Short exercise - Lines containing the word "into" are to be located and copied.

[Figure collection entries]
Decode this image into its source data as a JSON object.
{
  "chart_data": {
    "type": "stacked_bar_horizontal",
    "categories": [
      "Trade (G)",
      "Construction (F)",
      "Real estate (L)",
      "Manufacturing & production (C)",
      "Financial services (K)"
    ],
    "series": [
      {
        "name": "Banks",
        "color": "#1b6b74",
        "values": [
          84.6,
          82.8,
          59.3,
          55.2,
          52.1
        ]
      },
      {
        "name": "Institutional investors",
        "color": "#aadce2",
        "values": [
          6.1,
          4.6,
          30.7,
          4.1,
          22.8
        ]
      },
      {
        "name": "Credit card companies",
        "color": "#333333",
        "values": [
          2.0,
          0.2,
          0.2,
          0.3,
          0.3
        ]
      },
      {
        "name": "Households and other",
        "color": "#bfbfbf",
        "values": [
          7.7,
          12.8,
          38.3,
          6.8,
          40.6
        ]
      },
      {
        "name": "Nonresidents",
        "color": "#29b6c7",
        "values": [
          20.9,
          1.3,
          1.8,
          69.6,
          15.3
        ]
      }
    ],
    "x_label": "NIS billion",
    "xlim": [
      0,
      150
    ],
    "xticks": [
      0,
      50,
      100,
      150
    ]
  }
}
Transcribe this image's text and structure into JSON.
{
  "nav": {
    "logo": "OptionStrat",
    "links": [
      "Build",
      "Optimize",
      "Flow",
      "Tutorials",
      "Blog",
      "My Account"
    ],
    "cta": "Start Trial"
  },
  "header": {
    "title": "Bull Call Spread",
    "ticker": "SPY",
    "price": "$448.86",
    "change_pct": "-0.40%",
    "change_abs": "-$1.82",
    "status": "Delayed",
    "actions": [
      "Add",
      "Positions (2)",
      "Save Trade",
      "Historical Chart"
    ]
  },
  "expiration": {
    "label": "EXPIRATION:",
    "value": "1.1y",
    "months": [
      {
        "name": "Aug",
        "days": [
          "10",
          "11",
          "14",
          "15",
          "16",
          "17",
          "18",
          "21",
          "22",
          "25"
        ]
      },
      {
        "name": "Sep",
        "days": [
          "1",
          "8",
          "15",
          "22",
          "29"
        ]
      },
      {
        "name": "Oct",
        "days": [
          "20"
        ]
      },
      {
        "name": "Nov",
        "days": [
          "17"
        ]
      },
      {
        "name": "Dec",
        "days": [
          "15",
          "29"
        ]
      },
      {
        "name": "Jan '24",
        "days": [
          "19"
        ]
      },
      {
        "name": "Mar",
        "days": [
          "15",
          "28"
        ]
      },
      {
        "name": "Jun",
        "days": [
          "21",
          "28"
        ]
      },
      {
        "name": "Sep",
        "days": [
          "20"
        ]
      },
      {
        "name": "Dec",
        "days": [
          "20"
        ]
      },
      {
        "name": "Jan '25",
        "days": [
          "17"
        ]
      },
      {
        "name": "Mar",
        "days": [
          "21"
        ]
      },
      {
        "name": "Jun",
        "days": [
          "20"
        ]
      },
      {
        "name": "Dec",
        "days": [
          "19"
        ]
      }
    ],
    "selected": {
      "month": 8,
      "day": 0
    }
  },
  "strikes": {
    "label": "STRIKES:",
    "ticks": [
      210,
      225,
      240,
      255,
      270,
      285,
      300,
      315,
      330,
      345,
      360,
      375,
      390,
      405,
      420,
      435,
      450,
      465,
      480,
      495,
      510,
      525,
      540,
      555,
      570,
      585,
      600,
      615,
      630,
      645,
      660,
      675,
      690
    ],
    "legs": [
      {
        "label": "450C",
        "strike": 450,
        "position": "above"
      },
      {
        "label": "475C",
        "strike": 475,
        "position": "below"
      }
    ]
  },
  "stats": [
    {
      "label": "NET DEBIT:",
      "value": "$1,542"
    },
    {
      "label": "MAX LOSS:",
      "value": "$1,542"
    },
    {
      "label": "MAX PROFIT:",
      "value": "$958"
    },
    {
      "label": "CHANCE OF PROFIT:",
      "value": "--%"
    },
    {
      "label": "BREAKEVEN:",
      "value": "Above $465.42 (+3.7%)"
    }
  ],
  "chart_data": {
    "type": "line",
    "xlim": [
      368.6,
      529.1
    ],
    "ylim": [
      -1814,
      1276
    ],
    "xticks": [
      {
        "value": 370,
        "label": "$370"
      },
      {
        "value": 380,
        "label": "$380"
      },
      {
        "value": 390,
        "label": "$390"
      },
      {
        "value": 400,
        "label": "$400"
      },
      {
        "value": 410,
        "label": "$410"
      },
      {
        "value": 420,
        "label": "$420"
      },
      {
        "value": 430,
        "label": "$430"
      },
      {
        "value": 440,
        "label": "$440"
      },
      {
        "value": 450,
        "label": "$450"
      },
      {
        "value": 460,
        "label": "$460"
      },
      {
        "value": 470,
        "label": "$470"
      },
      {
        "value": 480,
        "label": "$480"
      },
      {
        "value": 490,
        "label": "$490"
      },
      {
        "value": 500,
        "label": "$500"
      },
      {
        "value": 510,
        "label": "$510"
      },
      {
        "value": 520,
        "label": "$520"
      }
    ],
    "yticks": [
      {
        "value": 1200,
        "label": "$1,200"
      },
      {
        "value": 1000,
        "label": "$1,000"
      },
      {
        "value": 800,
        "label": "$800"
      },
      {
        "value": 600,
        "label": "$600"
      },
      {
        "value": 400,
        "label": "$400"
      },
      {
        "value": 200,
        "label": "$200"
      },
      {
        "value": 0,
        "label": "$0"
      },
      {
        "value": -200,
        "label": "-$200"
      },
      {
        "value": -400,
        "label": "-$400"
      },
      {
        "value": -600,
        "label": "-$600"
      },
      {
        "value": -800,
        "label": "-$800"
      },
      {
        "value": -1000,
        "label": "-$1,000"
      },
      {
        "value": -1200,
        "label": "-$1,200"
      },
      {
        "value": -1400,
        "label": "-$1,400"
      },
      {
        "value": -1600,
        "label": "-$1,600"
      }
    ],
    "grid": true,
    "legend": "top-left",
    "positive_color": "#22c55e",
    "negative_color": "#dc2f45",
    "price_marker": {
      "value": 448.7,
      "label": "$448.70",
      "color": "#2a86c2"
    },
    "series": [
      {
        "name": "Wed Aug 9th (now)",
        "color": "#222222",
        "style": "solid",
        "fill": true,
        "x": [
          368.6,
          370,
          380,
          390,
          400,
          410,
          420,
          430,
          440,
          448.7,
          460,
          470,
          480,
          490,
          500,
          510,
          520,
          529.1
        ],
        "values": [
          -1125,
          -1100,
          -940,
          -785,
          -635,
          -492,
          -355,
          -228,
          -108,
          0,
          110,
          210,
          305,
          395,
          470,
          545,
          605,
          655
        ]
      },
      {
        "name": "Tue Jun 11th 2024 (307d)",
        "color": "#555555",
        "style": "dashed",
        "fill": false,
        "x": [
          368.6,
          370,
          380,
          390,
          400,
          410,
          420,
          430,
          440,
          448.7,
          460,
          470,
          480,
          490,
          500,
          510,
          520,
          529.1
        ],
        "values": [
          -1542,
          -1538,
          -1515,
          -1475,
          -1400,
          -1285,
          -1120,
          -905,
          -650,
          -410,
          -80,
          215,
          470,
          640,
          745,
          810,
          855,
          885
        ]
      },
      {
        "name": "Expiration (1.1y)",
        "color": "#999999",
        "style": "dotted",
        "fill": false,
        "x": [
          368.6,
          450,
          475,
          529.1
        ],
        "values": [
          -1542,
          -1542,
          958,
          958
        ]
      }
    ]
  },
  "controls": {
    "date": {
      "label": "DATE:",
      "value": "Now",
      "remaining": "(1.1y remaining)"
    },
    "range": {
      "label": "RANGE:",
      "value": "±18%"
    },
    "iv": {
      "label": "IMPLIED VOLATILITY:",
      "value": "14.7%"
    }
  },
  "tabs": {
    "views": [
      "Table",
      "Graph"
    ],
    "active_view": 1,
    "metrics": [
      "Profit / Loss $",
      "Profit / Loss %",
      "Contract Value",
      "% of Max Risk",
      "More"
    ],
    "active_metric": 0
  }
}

Written response -
Decode this image into its source data as a JSON object.
Transcribe this image's text and structure into JSON.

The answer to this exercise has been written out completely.